Find every line of the listing below where "values" appears, and copy it.

## Data to process
--
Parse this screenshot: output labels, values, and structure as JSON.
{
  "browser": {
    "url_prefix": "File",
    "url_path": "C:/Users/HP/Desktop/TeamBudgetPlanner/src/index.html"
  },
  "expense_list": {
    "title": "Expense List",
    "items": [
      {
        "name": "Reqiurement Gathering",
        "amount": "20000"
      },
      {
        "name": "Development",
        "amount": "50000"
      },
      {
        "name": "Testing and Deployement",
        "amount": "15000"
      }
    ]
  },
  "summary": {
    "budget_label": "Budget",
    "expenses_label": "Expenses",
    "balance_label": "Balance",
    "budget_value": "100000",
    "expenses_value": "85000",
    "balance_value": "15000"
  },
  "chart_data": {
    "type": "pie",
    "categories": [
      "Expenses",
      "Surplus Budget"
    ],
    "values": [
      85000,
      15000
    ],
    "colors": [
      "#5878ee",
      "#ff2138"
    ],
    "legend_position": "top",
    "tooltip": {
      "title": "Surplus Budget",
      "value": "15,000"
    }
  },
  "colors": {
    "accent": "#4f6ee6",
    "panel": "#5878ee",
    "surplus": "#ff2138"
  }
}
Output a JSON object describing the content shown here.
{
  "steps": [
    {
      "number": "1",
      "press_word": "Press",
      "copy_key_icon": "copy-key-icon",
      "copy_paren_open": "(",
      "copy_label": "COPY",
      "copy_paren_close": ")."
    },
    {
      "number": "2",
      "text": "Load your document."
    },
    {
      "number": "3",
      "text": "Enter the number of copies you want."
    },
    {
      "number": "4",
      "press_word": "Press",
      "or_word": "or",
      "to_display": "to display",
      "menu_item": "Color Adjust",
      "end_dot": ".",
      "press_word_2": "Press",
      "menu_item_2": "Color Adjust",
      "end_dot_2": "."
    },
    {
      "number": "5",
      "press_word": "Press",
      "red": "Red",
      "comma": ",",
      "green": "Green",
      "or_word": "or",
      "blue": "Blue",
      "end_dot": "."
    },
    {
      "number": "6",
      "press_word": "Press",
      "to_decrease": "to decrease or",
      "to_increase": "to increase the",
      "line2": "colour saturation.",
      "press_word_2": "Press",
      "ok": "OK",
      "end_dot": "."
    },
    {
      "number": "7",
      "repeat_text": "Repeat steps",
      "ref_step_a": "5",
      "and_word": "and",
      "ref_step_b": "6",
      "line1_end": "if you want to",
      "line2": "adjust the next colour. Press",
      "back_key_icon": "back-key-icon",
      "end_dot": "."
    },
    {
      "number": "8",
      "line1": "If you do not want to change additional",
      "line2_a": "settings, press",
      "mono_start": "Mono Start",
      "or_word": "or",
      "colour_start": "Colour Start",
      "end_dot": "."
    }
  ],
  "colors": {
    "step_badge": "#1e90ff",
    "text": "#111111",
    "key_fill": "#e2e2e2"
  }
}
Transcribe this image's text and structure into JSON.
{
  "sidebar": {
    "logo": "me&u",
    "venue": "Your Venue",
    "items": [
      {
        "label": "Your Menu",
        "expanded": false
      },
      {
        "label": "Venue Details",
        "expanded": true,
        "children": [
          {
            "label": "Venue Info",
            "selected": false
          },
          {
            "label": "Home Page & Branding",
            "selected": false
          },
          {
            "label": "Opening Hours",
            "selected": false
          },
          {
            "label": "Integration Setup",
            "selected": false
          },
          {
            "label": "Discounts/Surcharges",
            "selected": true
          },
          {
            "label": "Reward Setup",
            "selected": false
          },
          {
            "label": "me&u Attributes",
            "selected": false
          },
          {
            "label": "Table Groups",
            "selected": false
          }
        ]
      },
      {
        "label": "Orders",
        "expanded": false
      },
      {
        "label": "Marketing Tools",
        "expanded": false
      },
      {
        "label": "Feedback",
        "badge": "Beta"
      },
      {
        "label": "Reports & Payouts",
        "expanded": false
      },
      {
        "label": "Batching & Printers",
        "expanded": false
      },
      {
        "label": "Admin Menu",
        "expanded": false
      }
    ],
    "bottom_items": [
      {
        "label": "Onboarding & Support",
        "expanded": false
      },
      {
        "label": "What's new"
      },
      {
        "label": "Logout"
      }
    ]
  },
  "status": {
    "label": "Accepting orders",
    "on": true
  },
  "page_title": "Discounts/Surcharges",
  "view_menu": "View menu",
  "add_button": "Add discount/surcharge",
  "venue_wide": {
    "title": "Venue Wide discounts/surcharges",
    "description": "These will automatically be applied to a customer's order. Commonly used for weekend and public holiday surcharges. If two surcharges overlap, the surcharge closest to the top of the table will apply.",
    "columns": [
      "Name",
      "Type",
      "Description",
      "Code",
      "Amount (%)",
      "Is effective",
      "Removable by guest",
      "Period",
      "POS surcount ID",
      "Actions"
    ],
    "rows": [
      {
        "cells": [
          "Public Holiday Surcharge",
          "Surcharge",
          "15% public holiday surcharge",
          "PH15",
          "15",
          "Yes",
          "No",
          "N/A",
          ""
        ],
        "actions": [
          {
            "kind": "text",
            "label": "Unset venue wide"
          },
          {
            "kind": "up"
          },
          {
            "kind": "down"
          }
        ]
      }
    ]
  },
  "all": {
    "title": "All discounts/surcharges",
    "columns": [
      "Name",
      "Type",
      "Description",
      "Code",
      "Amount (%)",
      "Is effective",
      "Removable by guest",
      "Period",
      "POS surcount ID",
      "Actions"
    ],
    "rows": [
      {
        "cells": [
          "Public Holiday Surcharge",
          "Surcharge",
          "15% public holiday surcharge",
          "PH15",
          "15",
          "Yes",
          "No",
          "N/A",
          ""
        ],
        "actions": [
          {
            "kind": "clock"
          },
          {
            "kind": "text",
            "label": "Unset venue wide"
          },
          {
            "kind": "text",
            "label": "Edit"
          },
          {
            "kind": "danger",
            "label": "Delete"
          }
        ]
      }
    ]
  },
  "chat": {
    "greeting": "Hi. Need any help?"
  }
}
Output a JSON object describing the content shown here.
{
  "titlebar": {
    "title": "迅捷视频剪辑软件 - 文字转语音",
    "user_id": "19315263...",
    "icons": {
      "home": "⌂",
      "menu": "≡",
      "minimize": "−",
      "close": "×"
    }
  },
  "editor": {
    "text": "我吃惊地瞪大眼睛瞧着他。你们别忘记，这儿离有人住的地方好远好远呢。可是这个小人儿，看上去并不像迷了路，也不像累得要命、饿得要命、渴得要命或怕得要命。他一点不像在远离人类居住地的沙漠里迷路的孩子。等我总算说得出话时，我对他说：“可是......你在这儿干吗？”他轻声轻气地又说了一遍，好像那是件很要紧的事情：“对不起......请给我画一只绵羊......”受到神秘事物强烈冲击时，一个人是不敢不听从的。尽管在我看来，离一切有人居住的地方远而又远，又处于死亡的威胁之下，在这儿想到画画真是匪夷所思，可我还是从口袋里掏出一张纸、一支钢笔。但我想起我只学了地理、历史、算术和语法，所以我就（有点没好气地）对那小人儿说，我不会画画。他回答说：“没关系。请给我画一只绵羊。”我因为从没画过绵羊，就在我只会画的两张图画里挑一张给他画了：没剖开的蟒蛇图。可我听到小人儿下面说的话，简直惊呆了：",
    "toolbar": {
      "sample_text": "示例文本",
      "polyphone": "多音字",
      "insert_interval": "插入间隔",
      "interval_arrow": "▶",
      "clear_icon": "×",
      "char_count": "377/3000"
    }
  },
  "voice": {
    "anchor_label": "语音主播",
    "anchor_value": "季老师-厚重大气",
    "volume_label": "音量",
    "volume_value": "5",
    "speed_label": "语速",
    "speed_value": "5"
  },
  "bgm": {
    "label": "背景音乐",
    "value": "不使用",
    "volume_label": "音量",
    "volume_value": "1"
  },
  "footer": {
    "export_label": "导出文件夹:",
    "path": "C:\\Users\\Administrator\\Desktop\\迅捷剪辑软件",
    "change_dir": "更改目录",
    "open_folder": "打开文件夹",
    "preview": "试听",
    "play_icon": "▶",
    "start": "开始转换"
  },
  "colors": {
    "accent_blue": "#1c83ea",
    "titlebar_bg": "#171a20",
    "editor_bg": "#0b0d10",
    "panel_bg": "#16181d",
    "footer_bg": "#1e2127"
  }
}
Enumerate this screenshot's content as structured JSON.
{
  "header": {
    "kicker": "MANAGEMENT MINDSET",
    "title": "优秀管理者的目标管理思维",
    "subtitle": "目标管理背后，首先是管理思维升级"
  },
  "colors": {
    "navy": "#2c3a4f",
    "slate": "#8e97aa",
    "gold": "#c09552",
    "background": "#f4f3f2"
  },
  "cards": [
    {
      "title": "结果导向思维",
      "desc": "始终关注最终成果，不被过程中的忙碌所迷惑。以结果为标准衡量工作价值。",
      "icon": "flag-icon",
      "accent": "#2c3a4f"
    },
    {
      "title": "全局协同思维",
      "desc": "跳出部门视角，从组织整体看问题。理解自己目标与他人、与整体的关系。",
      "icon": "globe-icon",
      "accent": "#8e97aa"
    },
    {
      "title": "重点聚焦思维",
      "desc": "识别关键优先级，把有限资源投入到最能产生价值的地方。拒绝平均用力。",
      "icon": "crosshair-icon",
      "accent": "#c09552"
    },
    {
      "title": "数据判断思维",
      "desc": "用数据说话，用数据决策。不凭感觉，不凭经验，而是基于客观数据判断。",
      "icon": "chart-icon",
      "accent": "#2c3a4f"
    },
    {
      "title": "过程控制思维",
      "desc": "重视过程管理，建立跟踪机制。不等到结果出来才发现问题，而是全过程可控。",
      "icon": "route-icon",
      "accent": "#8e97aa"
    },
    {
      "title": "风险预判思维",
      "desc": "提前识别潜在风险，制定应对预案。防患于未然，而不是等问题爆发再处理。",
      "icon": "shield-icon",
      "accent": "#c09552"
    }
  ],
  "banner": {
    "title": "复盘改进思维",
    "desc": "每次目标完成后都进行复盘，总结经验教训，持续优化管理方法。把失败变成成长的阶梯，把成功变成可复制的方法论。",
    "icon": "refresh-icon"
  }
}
--
## Answer for this exercise
Parse this screenshot: output labels, values, and structure as JSON.
    "values": [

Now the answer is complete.